Stated goal >>
Please swap "Owner-occupied" for "Homeowner" in the lines from the first one through the line with "Text: 100.0%: 100.0% (17, 204, 56, 214)", leaving everything else unchanged, and return only those lines.

Material shown >>
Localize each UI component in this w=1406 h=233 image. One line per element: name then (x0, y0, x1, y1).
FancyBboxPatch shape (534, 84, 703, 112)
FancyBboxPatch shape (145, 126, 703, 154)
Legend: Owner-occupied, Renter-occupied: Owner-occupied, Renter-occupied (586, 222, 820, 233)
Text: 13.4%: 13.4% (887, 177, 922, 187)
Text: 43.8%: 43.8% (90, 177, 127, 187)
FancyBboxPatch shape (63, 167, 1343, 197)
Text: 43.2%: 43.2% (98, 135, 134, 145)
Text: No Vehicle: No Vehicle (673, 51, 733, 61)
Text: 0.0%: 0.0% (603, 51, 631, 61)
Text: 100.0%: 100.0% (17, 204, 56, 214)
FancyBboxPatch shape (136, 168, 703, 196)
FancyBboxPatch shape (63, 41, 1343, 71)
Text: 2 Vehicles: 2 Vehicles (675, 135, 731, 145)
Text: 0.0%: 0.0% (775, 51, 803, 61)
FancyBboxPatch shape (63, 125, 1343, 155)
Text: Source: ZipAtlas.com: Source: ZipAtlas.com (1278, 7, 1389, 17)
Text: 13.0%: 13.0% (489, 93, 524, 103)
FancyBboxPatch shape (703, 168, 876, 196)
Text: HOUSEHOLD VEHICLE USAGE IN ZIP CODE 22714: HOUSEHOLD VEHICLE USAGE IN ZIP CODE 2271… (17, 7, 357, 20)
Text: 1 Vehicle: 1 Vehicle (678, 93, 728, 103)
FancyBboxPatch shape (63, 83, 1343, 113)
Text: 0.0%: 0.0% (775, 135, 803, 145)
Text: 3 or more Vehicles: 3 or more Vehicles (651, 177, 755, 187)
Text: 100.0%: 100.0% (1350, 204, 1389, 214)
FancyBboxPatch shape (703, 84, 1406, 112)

Answer to this problem >>
Localize each UI component in this w=1406 h=233 image. One line per element: name then (x0, y0, x1, y1).
FancyBboxPatch shape (534, 84, 703, 112)
FancyBboxPatch shape (145, 126, 703, 154)
Legend: Homeowner, Renter-occupied: Homeowner, Renter-occupied (586, 222, 820, 233)
Text: 13.4%: 13.4% (887, 177, 922, 187)
Text: 43.8%: 43.8% (90, 177, 127, 187)
FancyBboxPatch shape (63, 167, 1343, 197)
Text: 43.2%: 43.2% (98, 135, 134, 145)
Text: No Vehicle: No Vehicle (673, 51, 733, 61)
Text: 0.0%: 0.0% (603, 51, 631, 61)
Text: 100.0%: 100.0% (17, 204, 56, 214)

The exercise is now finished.